Provided records:
____

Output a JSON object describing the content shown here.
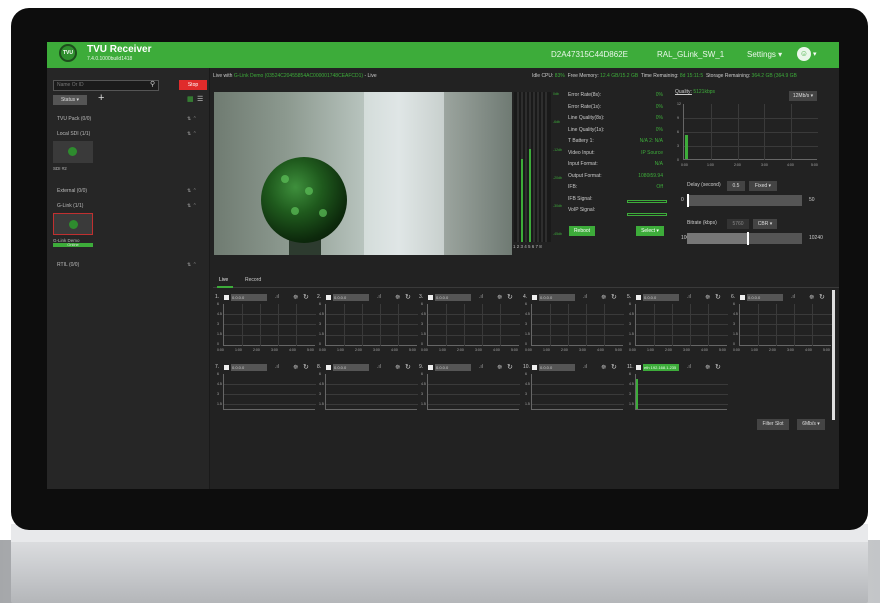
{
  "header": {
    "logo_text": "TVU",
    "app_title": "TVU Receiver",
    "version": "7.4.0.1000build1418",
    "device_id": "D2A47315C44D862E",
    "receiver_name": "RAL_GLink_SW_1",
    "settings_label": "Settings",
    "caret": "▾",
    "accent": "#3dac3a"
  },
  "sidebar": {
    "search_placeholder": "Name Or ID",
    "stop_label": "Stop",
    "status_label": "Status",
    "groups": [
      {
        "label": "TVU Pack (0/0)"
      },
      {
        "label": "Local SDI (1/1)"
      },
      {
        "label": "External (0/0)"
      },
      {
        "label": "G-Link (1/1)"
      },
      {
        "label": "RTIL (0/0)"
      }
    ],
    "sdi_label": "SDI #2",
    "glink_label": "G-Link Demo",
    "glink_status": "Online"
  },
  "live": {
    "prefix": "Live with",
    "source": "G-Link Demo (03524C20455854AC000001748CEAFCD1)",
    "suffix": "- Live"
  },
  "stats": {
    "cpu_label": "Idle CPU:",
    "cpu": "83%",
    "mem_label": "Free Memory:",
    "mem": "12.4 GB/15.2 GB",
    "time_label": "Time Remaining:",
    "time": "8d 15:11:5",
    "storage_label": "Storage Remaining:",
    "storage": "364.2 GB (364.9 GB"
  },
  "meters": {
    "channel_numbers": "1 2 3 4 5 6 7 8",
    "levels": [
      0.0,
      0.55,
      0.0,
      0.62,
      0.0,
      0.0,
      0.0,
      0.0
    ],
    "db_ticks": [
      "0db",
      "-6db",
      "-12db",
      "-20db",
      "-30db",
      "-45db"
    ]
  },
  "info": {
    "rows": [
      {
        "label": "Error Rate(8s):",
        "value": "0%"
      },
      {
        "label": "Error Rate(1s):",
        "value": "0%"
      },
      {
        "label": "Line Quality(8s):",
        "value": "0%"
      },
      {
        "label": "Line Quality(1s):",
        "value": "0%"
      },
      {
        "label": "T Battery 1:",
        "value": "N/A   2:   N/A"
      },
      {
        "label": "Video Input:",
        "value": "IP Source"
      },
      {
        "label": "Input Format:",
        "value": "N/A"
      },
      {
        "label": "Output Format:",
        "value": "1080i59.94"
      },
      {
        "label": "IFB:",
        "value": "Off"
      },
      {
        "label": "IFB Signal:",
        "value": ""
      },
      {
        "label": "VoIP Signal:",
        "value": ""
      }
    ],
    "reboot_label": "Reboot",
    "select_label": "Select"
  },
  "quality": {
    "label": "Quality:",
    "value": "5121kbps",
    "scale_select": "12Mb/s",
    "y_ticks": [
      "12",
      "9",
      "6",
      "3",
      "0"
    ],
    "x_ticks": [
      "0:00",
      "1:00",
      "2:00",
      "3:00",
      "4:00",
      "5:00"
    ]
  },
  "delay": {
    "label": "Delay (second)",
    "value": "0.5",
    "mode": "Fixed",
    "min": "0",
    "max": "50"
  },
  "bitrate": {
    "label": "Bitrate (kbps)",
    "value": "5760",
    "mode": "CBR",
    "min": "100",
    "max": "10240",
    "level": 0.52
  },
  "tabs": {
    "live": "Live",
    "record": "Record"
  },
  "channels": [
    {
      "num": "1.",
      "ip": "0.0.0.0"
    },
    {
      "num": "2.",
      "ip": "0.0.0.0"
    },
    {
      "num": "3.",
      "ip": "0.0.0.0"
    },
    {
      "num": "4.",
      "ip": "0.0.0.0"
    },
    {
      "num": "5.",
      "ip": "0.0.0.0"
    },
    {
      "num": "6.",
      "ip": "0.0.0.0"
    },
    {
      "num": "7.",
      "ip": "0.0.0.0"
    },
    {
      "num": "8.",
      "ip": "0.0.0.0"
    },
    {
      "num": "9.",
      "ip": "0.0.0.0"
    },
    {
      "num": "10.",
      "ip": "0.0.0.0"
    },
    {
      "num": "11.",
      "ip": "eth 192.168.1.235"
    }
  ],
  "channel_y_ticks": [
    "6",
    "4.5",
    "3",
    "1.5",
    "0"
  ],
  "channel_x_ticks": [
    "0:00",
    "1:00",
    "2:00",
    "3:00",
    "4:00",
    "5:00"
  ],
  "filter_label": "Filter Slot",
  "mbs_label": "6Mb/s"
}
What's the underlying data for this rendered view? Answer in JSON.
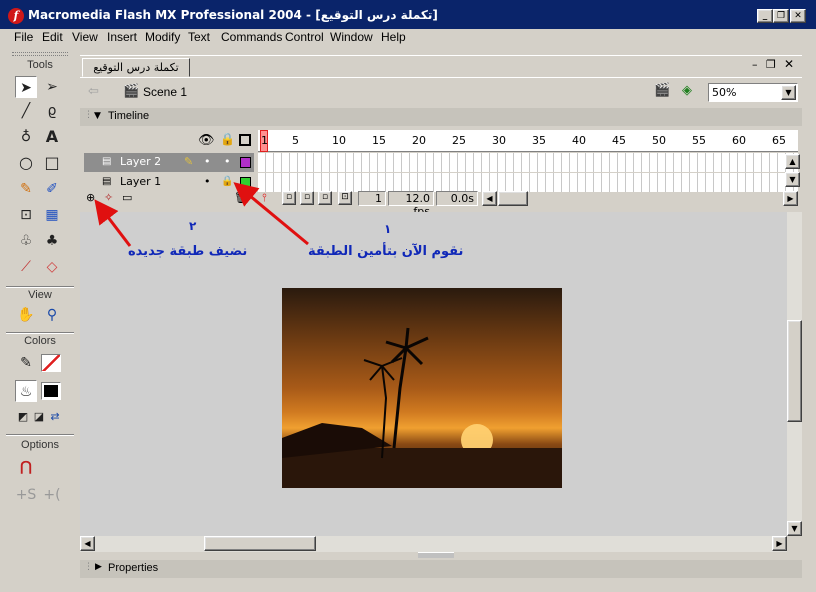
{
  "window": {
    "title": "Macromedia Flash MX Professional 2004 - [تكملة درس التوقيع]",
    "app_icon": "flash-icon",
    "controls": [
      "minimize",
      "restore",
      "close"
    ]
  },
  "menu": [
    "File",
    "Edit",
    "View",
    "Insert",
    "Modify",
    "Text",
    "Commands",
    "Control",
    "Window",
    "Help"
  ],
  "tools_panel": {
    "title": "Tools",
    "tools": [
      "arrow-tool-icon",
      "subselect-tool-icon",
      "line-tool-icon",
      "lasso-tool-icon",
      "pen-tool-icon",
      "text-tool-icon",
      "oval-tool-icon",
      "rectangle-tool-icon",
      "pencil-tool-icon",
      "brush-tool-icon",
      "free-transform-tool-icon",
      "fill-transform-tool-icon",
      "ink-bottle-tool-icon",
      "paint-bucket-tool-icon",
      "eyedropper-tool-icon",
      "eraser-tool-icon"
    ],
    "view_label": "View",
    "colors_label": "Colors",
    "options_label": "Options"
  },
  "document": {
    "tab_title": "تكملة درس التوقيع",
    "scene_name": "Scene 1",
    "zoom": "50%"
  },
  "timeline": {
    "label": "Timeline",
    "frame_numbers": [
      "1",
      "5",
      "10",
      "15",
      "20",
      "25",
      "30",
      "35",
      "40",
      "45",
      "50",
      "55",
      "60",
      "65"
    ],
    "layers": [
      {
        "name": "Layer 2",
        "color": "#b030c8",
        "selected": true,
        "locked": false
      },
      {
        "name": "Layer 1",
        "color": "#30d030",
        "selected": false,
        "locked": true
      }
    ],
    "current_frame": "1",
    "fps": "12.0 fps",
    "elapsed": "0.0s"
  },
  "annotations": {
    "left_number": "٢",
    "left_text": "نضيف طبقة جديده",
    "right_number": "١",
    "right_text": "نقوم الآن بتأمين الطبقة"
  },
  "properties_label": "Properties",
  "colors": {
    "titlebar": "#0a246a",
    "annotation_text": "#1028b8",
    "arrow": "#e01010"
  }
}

____

Given problem: Where a line holds "Input", copy it out.

The response:
        "label": "Video Input:",
        "label": "Input Format:",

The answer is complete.